**EXERCISE INPUTS:**
:::
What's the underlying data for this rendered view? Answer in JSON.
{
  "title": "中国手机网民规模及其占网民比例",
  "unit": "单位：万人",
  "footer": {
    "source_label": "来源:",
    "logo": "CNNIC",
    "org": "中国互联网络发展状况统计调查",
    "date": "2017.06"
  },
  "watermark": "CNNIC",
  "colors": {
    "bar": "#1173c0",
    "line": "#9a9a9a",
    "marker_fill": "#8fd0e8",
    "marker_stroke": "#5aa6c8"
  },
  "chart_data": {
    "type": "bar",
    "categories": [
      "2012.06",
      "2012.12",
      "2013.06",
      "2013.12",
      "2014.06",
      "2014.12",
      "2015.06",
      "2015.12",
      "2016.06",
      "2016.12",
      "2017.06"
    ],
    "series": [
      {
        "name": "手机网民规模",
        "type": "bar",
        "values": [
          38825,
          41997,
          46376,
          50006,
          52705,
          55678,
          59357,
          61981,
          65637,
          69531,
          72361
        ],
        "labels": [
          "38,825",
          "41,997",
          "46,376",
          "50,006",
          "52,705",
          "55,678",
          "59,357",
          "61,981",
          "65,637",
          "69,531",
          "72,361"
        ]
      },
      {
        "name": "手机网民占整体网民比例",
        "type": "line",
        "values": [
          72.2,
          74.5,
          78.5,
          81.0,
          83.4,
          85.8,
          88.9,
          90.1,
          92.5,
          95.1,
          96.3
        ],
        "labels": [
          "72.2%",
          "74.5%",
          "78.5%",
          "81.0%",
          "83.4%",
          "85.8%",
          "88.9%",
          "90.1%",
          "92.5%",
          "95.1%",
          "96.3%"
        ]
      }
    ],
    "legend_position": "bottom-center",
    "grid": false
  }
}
:::
**GOAL:** Copy every record exactly as presented.

**RESULT OF THE TASK:**
What's the underlying data for this rendered view? Answer in JSON.
{
  "title": "中国手机网民规模及其占网民比例",
  "unit": "单位：万人",
  "footer": {
    "source_label": "来源:",
    "logo": "CNNIC",
    "org": "中国互联网络发展状况统计调查",
    "date": "2017.06"
  },
  "watermark": "CNNIC",
  "colors": {
    "bar": "#1173c0",
    "line": "#9a9a9a",
    "marker_fill": "#8fd0e8",
    "marker_stroke": "#5aa6c8"
  },
  "chart_data": {
    "type": "bar",
    "categories": [
      "2012.06",
      "2012.12",
      "2013.06",
      "2013.12",
      "2014.06",
      "2014.12",
      "2015.06",
      "2015.12",
      "2016.06",
      "2016.12",
      "2017.06"
    ],
    "series": [
      {
        "name": "手机网民规模",
        "type": "bar",
        "values": [
          38825,
          41997,
          46376,
          50006,
          52705,
          55678,
          59357,
          61981,
          65637,
          69531,
          72361
        ],
        "labels": [
          "38,825",
          "41,997",
          "46,376",
          "50,006",
          "52,705",
          "55,678",
          "59,357",
          "61,981",
          "65,637",
          "69,531",
          "72,361"
        ]
      },
      {
        "name": "手机网民占整体网民比例",
        "type": "line",
        "values": [
          72.2,
          74.5,
          78.5,
          81.0,
          83.4,
          85.8,
          88.9,
          90.1,
          92.5,
          95.1,
          96.3
        ],
        "labels": [
          "72.2%",
          "74.5%",
          "78.5%",
          "81.0%",
          "83.4%",
          "85.8%",
          "88.9%",
          "90.1%",
          "92.5%",
          "95.1%",
          "96.3%"
        ]
      }
    ],
    "legend_position": "bottom-center",
    "grid": false
  }
}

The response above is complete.